#### Problem to work on:
Copy, from the entries below, each line in which the string "terminal" appears.

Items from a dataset
## start

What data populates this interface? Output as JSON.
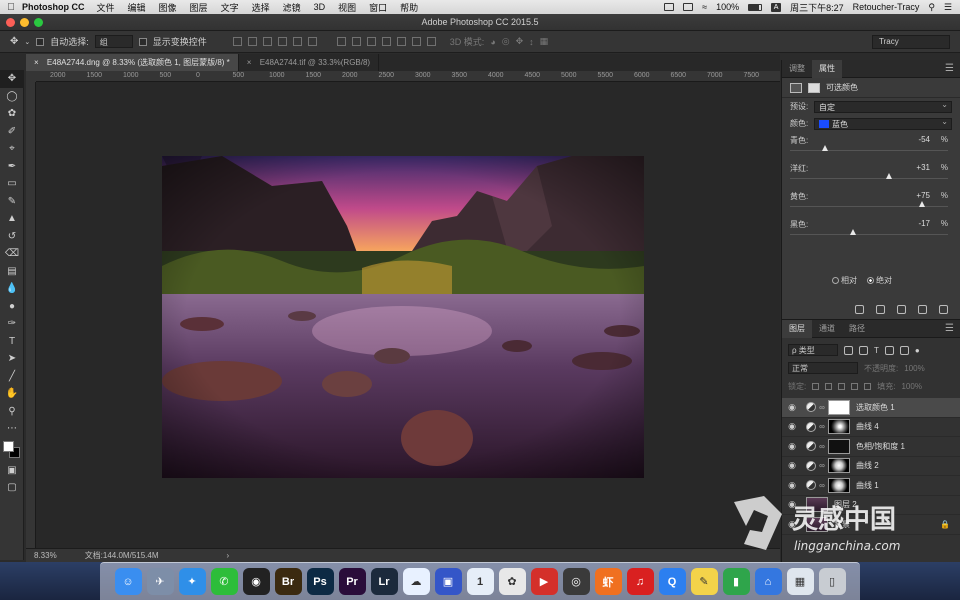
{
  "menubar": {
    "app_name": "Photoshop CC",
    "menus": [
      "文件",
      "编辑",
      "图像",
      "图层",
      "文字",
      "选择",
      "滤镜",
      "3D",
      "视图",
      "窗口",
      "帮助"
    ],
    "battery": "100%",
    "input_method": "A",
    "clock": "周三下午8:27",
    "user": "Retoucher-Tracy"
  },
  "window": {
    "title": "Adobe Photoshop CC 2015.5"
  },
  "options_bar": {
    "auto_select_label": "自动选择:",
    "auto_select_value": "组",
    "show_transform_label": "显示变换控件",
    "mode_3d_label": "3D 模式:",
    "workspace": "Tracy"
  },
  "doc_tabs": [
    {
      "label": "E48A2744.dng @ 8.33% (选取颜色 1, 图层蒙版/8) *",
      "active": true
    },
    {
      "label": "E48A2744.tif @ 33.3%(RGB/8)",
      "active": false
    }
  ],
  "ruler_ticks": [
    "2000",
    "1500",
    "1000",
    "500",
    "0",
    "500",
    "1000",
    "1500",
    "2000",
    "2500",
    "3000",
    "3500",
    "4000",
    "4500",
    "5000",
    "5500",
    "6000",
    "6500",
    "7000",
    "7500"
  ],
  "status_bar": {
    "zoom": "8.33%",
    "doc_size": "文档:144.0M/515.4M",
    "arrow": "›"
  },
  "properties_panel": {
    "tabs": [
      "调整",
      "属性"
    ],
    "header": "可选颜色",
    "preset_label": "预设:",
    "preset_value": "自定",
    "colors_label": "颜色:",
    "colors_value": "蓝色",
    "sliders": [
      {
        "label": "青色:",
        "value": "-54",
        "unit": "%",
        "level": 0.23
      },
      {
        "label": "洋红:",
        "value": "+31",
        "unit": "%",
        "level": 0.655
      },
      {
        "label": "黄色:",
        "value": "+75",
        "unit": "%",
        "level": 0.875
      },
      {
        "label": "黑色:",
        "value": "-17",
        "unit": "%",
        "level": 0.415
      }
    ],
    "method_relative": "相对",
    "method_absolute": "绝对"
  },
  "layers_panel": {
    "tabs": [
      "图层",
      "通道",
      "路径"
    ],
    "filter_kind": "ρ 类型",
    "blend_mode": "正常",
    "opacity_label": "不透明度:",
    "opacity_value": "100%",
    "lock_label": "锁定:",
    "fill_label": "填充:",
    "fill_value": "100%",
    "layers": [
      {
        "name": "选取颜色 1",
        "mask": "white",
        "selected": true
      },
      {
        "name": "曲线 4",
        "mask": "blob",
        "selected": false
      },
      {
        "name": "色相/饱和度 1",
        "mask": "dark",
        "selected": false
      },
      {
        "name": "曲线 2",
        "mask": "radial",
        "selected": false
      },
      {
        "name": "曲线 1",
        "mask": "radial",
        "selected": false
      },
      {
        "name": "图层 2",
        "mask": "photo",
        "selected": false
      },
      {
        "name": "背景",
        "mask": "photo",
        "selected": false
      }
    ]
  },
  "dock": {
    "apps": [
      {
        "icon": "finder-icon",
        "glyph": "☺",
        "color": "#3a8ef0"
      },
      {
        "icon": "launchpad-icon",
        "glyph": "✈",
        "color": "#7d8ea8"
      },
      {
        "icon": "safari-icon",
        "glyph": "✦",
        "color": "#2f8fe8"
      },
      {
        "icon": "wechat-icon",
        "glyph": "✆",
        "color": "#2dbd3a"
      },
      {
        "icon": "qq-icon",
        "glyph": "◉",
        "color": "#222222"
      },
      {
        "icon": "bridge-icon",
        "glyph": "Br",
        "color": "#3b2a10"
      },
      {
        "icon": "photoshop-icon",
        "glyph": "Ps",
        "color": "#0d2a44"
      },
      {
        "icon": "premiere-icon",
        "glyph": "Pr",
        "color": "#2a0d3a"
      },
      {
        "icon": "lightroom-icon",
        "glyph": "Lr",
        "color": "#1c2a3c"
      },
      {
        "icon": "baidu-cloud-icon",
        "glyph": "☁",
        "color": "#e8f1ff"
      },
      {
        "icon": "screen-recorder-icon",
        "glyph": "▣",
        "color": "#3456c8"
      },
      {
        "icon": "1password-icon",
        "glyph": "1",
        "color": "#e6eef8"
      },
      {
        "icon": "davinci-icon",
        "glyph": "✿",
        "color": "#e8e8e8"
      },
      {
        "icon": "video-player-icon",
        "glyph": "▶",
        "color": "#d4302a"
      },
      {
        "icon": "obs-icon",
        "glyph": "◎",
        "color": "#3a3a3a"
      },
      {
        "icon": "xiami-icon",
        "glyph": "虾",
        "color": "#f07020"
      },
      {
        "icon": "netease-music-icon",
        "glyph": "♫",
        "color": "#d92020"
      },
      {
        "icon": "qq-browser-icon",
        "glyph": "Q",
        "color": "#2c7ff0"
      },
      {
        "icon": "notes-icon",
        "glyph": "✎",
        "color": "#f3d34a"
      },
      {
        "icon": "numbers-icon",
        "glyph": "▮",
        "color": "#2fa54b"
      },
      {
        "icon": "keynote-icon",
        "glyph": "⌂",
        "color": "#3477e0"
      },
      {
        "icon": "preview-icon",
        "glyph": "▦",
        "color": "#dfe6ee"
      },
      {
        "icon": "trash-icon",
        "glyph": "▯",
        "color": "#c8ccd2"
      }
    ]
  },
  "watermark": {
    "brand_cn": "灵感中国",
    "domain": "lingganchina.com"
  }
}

## end
## start

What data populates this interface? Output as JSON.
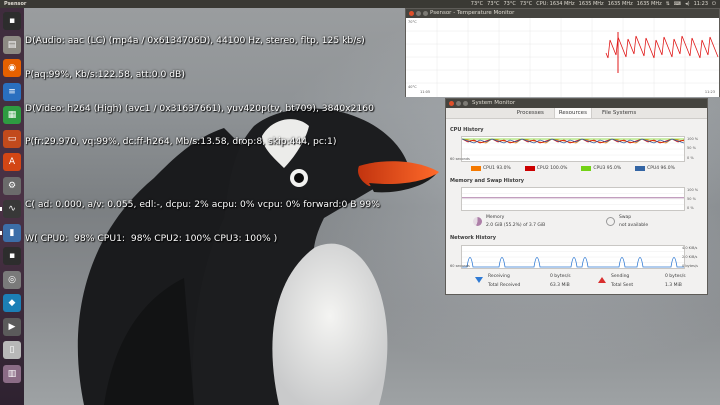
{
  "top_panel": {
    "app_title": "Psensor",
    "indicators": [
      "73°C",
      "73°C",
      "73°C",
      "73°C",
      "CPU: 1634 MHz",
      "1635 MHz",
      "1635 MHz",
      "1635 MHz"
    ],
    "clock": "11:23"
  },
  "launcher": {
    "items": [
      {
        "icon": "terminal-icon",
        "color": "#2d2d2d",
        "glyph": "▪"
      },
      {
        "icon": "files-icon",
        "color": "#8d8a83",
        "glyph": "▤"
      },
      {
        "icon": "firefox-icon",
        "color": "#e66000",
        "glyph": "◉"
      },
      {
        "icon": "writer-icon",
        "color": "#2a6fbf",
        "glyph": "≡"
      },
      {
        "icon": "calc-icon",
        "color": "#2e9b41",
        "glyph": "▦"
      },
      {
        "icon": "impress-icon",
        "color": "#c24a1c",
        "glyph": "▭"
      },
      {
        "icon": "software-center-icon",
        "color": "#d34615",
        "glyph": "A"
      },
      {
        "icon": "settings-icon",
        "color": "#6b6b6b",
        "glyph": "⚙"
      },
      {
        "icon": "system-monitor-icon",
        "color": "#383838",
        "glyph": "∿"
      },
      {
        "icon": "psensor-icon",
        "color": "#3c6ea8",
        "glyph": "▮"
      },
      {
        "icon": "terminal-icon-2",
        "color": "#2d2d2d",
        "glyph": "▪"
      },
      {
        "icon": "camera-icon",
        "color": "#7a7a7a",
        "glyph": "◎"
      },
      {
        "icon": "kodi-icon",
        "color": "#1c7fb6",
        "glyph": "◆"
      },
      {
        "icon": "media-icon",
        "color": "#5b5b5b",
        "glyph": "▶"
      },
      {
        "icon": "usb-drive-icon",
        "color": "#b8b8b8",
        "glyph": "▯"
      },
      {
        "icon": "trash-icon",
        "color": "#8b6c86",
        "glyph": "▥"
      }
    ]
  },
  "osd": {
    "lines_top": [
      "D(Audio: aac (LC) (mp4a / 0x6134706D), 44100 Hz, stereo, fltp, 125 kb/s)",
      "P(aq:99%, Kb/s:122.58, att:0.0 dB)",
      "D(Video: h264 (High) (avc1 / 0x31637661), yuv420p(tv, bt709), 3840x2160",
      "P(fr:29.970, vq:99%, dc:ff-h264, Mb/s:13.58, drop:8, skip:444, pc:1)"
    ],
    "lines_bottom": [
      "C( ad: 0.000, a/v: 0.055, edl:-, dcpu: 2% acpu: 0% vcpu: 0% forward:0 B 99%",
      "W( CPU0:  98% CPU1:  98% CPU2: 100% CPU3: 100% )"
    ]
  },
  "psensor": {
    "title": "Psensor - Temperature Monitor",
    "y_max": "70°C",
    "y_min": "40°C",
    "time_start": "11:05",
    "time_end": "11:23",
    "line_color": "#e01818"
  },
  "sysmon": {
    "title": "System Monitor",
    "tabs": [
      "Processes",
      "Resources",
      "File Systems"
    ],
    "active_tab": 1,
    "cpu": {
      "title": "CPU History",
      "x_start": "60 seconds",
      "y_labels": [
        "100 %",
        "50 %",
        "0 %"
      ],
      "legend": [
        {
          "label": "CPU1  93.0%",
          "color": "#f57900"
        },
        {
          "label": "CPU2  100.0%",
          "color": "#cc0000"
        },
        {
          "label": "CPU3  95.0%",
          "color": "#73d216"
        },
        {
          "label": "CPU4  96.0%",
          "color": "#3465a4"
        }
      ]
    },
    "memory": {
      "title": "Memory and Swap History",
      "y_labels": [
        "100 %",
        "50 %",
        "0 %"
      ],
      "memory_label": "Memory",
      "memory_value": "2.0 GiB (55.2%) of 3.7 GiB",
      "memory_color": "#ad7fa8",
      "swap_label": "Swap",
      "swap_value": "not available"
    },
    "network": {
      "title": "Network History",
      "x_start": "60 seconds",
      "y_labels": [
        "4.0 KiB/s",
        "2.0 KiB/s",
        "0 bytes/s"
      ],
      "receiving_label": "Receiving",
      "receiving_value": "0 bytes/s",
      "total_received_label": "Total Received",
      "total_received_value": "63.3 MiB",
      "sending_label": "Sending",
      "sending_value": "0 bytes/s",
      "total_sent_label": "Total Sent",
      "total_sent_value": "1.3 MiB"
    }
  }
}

## end

#### Task solution:
        "icon": "terminal-icon",
        "icon": "terminal-icon-2",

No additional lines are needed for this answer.